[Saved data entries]
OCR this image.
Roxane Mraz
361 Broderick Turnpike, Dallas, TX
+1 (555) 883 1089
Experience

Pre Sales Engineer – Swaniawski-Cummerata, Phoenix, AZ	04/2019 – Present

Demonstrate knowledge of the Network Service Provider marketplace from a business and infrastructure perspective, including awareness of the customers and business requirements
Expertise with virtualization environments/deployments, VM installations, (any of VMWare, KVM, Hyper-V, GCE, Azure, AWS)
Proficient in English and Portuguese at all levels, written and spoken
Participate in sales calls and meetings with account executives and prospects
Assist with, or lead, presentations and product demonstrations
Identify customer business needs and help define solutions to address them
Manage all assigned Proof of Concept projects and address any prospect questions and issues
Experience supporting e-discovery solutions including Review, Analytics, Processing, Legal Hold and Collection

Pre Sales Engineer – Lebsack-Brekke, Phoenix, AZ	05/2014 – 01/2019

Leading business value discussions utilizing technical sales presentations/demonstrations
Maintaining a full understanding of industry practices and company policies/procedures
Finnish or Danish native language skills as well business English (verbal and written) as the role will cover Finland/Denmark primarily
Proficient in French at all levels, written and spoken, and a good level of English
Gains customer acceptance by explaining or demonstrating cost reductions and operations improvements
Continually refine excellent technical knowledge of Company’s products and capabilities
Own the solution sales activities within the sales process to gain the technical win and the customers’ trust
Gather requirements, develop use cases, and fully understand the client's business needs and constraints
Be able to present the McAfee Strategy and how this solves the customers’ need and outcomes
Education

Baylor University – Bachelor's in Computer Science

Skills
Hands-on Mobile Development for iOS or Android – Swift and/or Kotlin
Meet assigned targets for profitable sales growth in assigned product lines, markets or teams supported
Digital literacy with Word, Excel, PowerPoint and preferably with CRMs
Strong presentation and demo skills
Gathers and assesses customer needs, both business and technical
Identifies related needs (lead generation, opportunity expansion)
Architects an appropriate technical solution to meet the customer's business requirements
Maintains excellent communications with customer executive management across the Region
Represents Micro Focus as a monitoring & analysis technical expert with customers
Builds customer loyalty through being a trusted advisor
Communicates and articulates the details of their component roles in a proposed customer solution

Problem requirements - Filter the records for lines holding the string "presentations". Copy each one.

Response to this task -
Assist with, or lead, presentations and product demonstrations
Leading business value discussions utilizing technical sales presentations/demonstrations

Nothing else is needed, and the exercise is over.